◆ Excerpted data ◆
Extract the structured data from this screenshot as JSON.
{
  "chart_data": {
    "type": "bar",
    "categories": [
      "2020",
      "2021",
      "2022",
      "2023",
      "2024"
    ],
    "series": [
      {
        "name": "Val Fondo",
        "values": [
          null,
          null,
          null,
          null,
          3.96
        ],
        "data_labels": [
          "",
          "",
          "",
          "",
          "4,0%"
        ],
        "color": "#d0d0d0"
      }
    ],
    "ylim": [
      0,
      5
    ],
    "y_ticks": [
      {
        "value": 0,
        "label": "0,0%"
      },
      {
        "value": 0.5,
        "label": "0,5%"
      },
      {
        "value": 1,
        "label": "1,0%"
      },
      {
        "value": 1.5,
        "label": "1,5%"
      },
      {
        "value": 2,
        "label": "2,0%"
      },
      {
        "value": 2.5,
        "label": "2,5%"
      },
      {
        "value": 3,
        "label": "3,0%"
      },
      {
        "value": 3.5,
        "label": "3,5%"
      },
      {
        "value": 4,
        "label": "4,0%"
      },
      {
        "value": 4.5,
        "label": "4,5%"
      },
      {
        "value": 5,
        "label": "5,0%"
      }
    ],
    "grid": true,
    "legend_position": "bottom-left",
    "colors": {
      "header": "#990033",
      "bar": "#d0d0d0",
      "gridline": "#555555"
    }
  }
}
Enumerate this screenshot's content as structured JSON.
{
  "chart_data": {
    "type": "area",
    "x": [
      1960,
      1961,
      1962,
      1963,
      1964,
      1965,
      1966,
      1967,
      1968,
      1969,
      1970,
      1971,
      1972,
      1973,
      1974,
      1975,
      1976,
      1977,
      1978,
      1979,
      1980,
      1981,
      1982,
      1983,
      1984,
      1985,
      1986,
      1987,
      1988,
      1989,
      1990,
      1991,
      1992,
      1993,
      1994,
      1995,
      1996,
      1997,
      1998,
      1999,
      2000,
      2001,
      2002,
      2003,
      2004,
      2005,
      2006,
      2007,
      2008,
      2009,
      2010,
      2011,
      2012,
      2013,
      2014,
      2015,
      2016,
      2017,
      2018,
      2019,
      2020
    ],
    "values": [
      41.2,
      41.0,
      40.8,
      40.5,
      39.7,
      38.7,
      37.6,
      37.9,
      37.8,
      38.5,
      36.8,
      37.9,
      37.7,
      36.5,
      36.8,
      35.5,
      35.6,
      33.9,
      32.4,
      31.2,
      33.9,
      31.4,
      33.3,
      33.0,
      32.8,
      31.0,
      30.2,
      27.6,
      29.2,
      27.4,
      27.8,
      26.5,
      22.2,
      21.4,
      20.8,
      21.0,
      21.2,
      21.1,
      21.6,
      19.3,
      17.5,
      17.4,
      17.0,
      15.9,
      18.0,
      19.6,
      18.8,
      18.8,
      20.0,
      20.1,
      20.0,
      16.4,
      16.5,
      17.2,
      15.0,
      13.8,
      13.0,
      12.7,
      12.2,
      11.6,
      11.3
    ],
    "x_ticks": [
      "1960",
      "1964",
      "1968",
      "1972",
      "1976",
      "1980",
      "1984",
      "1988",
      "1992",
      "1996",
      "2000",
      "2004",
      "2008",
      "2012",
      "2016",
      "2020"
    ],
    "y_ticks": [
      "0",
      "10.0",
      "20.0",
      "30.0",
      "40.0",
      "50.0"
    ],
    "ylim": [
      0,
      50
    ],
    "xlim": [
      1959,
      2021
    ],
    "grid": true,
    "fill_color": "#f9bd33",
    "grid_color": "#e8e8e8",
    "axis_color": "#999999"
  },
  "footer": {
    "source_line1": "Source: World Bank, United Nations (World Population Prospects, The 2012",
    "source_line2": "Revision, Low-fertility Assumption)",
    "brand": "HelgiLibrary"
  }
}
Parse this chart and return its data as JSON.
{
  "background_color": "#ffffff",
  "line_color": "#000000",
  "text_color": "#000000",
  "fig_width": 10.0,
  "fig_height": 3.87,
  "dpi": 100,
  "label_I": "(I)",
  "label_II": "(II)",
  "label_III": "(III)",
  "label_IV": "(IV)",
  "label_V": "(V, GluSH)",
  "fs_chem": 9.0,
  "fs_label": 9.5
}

◆ Exercise instructions ◆
Repeat the records above exactly, leaving none out.

◆ Written solution ◆
Extract the structured data from this screenshot as JSON.
{
  "chart_data": {
    "type": "bar",
    "categories": [
      "2020",
      "2021",
      "2022",
      "2023",
      "2024"
    ],
    "series": [
      {
        "name": "Val Fondo",
        "values": [
          null,
          null,
          null,
          null,
          3.96
        ],
        "data_labels": [
          "",
          "",
          "",
          "",
          "4,0%"
        ],
        "color": "#d0d0d0"
      }
    ],
    "ylim": [
      0,
      5
    ],
    "y_ticks": [
      {
        "value": 0,
        "label": "0,0%"
      },
      {
        "value": 0.5,
        "label": "0,5%"
      },
      {
        "value": 1,
        "label": "1,0%"
      },
      {
        "value": 1.5,
        "label": "1,5%"
      },
      {
        "value": 2,
        "label": "2,0%"
      },
      {
        "value": 2.5,
        "label": "2,5%"
      },
      {
        "value": 3,
        "label": "3,0%"
      },
      {
        "value": 3.5,
        "label": "3,5%"
      },
      {
        "value": 4,
        "label": "4,0%"
      },
      {
        "value": 4.5,
        "label": "4,5%"
      },
      {
        "value": 5,
        "label": "5,0%"
      }
    ],
    "grid": true,
    "legend_position": "bottom-left",
    "colors": {
      "header": "#990033",
      "bar": "#d0d0d0",
      "gridline": "#555555"
    }
  }
}
Enumerate this screenshot's content as structured JSON.
{
  "chart_data": {
    "type": "area",
    "x": [
      1960,
      1961,
      1962,
      1963,
      1964,
      1965,
      1966,
      1967,
      1968,
      1969,
      1970,
      1971,
      1972,
      1973,
      1974,
      1975,
      1976,
      1977,
      1978,
      1979,
      1980,
      1981,
      1982,
      1983,
      1984,
      1985,
      1986,
      1987,
      1988,
      1989,
      1990,
      1991,
      1992,
      1993,
      1994,
      1995,
      1996,
      1997,
      1998,
      1999,
      2000,
      2001,
      2002,
      2003,
      2004,
      2005,
      2006,
      2007,
      2008,
      2009,
      2010,
      2011,
      2012,
      2013,
      2014,
      2015,
      2016,
      2017,
      2018,
      2019,
      2020
    ],
    "values": [
      41.2,
      41.0,
      40.8,
      40.5,
      39.7,
      38.7,
      37.6,
      37.9,
      37.8,
      38.5,
      36.8,
      37.9,
      37.7,
      36.5,
      36.8,
      35.5,
      35.6,
      33.9,
      32.4,
      31.2,
      33.9,
      31.4,
      33.3,
      33.0,
      32.8,
      31.0,
      30.2,
      27.6,
      29.2,
      27.4,
      27.8,
      26.5,
      22.2,
      21.4,
      20.8,
      21.0,
      21.2,
      21.1,
      21.6,
      19.3,
      17.5,
      17.4,
      17.0,
      15.9,
      18.0,
      19.6,
      18.8,
      18.8,
      20.0,
      20.1,
      20.0,
      16.4,
      16.5,
      17.2,
      15.0,
      13.8,
      13.0,
      12.7,
      12.2,
      11.6,
      11.3
    ],
    "x_ticks": [
      "1960",
      "1964",
      "1968",
      "1972",
      "1976",
      "1980",
      "1984",
      "1988",
      "1992",
      "1996",
      "2000",
      "2004",
      "2008",
      "2012",
      "2016",
      "2020"
    ],
    "y_ticks": [
      "0",
      "10.0",
      "20.0",
      "30.0",
      "40.0",
      "50.0"
    ],
    "ylim": [
      0,
      50
    ],
    "xlim": [
      1959,
      2021
    ],
    "grid": true,
    "fill_color": "#f9bd33",
    "grid_color": "#e8e8e8",
    "axis_color": "#999999"
  },
  "footer": {
    "source_line1": "Source: World Bank, United Nations (World Population Prospects, The 2012",
    "source_line2": "Revision, Low-fertility Assumption)",
    "brand": "HelgiLibrary"
  }
}
Parse this chart and return its data as JSON.
{
  "background_color": "#ffffff",
  "line_color": "#000000",
  "text_color": "#000000",
  "fig_width": 10.0,
  "fig_height": 3.87,
  "dpi": 100,
  "label_I": "(I)",
  "label_II": "(II)",
  "label_III": "(III)",
  "label_IV": "(IV)",
  "label_V": "(V, GluSH)",
  "fs_chem": 9.0,
  "fs_label": 9.5
}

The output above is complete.